Task objective:
Gather every line in the records below that contains the word "County".

• • • • • • •

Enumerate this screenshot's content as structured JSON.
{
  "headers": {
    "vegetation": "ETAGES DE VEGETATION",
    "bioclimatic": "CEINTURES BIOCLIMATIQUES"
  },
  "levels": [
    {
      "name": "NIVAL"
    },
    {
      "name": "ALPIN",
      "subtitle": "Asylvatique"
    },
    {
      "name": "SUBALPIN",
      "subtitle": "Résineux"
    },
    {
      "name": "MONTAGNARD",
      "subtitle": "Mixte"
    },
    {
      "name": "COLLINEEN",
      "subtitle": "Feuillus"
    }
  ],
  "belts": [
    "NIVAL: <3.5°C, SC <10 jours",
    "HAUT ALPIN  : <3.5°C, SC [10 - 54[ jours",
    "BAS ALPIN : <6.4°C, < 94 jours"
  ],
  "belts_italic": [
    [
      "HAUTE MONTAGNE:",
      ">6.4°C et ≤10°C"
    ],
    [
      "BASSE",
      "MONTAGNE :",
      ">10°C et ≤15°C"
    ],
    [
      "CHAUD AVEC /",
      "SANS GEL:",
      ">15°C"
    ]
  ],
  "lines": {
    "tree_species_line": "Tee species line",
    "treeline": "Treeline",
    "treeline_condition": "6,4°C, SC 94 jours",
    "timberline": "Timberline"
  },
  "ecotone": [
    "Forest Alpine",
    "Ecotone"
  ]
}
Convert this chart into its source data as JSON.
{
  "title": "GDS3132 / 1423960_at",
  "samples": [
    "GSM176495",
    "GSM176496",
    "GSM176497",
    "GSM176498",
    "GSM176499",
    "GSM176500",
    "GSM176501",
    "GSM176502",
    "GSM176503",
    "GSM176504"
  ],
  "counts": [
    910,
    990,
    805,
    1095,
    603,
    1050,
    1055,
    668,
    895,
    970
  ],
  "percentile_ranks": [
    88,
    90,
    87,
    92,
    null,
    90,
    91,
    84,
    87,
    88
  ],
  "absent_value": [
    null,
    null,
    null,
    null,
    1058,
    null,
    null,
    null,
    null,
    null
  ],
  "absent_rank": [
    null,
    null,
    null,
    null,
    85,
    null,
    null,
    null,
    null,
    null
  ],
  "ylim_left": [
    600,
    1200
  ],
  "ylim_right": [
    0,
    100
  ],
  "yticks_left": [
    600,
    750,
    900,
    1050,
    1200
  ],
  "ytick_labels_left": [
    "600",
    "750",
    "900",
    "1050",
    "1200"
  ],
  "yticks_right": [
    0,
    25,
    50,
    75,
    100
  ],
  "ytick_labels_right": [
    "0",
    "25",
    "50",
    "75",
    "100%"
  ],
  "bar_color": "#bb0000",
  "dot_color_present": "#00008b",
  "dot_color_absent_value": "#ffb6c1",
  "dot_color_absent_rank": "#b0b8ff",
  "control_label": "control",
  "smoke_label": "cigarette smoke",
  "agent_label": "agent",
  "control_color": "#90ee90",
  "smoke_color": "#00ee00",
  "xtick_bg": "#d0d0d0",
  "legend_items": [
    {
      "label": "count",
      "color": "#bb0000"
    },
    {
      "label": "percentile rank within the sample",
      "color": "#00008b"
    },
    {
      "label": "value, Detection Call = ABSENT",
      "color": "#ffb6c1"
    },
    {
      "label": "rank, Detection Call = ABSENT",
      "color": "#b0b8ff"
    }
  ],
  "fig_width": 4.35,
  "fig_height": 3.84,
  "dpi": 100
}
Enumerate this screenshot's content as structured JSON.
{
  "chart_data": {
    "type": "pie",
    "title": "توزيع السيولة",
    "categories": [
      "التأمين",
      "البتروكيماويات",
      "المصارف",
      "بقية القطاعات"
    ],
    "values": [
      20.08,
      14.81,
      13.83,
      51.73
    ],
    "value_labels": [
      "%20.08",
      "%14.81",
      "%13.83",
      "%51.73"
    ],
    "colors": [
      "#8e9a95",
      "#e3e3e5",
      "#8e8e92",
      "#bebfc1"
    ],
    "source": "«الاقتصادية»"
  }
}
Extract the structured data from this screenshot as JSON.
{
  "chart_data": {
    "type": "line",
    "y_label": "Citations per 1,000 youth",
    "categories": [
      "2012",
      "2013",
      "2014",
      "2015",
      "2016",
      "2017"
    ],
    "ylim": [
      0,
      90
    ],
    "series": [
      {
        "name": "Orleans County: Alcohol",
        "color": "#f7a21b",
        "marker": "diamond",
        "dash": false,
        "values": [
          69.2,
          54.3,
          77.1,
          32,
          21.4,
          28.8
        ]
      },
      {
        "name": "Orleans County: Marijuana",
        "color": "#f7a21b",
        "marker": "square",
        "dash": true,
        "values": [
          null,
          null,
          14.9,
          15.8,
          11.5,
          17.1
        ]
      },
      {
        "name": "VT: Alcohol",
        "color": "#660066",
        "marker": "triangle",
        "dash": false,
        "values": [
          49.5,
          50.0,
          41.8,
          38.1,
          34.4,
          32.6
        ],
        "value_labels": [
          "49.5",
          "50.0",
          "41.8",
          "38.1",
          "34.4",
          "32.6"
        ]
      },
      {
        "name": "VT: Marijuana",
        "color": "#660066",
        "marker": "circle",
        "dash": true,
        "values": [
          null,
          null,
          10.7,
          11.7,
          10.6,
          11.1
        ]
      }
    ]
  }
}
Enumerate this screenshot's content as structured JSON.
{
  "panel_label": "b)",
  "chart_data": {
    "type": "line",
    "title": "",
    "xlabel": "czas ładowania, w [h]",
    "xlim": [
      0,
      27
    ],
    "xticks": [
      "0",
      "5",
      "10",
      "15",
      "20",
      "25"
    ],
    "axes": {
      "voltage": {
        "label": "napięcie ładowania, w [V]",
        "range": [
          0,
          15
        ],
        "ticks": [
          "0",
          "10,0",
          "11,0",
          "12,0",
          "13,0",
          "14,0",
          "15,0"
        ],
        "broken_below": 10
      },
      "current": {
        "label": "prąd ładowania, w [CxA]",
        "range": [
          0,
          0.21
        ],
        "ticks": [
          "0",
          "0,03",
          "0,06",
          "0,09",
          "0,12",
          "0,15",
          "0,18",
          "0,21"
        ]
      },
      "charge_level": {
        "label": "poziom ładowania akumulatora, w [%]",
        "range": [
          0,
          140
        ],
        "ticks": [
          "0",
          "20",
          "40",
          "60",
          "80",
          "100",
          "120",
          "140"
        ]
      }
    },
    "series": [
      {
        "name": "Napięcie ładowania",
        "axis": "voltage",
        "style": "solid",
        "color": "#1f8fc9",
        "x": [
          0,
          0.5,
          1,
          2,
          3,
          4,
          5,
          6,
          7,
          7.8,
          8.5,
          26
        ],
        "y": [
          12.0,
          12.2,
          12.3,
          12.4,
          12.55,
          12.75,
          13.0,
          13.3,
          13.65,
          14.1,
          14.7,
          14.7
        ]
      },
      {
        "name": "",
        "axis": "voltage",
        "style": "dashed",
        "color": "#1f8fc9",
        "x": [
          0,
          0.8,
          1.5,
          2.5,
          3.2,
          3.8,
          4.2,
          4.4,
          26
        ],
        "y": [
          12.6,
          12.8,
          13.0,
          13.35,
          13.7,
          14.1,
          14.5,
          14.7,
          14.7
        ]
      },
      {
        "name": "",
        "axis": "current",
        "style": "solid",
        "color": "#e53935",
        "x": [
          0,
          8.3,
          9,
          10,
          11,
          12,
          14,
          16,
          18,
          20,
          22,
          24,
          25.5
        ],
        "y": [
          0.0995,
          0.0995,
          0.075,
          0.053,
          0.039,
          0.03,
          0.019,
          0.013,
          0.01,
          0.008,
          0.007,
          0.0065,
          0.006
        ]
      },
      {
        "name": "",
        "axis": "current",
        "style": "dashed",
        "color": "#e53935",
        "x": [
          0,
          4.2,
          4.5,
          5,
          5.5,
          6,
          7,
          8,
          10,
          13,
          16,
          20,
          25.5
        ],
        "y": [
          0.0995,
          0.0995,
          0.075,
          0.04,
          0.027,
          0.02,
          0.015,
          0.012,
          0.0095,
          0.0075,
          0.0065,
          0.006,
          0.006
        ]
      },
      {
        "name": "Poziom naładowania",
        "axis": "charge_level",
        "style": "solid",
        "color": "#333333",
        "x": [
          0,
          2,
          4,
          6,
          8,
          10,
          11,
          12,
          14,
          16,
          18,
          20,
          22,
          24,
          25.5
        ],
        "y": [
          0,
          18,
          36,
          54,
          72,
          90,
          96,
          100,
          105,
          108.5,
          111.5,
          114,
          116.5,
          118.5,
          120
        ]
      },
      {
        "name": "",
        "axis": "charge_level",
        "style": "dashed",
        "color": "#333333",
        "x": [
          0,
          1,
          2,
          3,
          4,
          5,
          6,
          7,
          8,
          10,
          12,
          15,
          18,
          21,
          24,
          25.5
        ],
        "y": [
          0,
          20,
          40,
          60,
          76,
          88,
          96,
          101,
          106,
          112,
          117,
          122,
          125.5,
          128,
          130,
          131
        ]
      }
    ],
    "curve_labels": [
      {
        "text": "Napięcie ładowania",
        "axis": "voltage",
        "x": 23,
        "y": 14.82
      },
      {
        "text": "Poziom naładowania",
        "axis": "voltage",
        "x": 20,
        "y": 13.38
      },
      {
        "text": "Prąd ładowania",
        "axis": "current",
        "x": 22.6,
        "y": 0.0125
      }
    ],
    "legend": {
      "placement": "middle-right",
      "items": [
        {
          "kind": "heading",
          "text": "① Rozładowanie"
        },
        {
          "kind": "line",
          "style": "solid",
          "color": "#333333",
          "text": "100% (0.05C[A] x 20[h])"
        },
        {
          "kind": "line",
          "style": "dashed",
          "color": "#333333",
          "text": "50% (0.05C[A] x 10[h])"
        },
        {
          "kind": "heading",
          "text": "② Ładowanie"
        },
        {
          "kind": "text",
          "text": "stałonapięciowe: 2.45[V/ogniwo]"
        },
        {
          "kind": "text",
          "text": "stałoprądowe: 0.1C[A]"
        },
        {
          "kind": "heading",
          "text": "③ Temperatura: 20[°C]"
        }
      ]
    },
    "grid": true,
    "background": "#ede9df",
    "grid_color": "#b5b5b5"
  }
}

• • • • • • •

Result for this task:
        "name": "Orleans County: Alcohol",
        "name": "Orleans County: Marijuana",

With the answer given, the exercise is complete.